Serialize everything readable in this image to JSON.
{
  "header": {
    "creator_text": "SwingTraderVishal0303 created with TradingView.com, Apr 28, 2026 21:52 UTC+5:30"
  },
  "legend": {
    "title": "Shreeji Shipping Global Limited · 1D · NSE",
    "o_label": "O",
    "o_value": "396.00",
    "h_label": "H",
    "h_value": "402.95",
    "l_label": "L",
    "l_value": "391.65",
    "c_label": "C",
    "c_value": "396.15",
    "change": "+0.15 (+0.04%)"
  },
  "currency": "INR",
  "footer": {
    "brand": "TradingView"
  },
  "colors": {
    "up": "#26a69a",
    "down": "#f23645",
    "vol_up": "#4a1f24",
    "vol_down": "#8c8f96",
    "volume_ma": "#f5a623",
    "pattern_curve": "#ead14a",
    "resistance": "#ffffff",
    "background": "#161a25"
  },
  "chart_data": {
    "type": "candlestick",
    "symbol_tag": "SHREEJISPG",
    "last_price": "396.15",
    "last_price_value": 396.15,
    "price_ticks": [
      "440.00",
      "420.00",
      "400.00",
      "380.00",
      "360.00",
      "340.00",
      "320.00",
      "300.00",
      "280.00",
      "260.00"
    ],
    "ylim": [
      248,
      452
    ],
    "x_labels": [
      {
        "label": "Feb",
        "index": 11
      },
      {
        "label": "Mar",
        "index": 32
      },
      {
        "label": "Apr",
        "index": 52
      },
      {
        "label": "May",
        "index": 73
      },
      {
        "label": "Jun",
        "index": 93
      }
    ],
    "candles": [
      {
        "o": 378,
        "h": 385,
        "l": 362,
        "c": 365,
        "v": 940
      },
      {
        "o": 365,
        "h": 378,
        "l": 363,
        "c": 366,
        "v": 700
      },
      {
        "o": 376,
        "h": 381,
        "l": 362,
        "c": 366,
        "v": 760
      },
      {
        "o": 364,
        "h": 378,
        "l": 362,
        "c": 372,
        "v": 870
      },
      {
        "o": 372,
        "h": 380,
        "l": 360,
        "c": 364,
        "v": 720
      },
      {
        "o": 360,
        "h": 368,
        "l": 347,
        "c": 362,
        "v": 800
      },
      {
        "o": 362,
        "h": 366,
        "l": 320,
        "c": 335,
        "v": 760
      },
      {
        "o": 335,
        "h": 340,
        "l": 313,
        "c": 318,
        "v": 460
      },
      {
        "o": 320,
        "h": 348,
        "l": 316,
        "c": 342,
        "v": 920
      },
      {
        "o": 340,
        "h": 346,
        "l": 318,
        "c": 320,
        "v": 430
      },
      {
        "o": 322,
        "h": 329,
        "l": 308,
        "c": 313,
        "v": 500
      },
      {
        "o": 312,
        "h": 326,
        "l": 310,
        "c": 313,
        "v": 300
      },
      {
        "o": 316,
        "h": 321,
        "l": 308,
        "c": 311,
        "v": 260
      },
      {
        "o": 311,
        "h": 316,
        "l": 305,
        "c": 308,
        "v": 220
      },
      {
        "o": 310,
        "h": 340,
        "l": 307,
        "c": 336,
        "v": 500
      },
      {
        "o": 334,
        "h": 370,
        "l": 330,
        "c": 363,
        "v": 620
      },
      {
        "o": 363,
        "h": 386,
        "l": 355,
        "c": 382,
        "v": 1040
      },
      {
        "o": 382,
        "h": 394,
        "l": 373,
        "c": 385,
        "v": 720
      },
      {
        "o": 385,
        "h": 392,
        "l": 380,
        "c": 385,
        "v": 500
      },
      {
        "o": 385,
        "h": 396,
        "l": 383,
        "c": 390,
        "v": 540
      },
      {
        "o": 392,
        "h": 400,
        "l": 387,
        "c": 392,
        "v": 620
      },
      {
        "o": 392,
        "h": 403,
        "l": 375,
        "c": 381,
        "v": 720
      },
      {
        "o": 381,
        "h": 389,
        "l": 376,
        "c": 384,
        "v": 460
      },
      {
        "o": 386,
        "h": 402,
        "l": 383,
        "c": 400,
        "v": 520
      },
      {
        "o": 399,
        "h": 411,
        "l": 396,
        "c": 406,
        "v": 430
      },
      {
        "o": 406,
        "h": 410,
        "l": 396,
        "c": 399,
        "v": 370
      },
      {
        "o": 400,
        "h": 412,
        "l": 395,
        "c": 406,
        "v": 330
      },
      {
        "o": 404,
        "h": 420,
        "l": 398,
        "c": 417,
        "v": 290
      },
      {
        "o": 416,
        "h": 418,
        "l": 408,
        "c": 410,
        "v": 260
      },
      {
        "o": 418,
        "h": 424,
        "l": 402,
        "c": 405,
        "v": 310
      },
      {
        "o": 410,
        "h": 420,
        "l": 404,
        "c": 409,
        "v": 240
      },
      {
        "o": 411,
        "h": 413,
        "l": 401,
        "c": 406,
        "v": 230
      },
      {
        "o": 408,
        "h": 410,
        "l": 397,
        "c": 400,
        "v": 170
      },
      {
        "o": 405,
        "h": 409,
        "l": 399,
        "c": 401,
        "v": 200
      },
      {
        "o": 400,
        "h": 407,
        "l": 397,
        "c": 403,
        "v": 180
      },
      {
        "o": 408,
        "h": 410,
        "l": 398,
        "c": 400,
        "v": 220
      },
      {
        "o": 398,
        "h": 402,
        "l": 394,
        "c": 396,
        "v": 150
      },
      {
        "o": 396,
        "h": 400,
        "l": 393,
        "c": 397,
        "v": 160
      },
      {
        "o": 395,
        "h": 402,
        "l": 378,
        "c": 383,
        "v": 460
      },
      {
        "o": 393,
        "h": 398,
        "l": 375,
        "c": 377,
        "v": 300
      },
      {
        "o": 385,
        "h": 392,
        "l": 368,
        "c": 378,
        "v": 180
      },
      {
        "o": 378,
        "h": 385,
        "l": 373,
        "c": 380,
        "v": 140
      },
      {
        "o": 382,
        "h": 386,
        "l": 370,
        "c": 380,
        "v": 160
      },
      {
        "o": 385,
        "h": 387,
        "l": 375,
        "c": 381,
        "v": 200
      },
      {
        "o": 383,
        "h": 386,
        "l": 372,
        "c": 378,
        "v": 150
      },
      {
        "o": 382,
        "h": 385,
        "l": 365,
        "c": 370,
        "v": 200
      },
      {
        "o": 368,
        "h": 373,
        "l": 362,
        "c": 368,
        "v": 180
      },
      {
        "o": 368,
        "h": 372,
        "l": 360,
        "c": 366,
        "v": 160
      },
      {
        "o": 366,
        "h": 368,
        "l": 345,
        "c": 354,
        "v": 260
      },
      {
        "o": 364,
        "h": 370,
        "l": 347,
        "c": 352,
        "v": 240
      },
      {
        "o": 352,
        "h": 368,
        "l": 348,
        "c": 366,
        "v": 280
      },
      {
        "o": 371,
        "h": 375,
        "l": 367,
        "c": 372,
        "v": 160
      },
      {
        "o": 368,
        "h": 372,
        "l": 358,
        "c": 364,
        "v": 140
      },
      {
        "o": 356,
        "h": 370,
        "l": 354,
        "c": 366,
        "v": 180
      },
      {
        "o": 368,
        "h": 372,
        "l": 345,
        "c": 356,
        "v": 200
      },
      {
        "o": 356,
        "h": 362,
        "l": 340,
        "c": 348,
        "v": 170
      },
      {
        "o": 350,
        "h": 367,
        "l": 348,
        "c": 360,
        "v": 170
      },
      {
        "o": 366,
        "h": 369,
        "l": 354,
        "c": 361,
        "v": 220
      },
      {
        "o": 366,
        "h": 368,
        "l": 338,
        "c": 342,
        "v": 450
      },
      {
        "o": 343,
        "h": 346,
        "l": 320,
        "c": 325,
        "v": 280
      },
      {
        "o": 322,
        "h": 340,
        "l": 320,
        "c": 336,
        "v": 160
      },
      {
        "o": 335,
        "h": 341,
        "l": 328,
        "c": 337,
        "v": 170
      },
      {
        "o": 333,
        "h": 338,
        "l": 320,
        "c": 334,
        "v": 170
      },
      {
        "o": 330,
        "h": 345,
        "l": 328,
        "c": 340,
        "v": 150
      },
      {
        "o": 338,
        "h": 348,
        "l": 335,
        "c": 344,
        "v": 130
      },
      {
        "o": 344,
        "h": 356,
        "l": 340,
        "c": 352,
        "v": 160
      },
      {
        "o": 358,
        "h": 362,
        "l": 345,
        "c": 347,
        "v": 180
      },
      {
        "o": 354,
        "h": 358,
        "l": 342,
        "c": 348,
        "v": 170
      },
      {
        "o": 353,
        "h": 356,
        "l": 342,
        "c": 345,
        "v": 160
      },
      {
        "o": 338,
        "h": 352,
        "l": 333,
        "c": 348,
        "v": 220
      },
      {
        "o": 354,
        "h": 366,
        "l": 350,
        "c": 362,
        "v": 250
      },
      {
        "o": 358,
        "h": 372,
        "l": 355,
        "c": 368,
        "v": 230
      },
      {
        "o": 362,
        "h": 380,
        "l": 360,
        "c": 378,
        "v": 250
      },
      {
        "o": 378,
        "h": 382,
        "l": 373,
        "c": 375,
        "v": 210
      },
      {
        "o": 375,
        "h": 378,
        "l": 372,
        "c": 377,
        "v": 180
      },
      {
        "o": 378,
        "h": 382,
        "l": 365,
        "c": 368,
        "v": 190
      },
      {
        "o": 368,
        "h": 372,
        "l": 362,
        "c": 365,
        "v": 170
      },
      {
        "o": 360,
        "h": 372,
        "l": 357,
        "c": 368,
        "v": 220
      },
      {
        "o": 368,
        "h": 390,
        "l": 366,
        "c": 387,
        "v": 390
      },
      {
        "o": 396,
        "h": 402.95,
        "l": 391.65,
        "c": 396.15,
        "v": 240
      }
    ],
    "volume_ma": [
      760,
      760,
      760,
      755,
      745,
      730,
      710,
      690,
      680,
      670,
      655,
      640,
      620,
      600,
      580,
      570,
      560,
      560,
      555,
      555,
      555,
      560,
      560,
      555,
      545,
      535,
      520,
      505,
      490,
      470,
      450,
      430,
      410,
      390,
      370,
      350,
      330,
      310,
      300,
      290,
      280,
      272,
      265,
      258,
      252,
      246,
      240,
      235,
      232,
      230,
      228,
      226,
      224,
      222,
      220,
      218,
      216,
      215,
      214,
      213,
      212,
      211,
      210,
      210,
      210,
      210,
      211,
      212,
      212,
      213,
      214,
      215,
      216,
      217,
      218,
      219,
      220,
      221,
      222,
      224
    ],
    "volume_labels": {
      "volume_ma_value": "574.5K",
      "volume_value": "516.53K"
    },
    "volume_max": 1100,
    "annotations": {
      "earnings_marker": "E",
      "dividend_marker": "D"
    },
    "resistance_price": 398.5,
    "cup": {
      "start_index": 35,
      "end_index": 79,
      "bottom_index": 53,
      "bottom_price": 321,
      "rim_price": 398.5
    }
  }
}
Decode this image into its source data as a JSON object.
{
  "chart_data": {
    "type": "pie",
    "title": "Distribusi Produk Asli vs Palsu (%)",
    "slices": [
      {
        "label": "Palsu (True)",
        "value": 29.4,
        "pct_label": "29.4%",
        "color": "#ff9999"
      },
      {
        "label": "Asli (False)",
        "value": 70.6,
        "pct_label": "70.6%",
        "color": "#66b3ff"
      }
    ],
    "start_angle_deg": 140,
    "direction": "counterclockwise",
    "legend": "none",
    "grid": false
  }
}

▬▬▬▬▬▬▬▬▬▬

■ Directive
Pick every line with "TradingView" in it and copy it.

■ Worked solution
    "creator_text": "SwingTraderVishal0303 created with TradingView.com, Apr 28, 2026 21:52 UTC+5:30"
    "brand": "TradingView"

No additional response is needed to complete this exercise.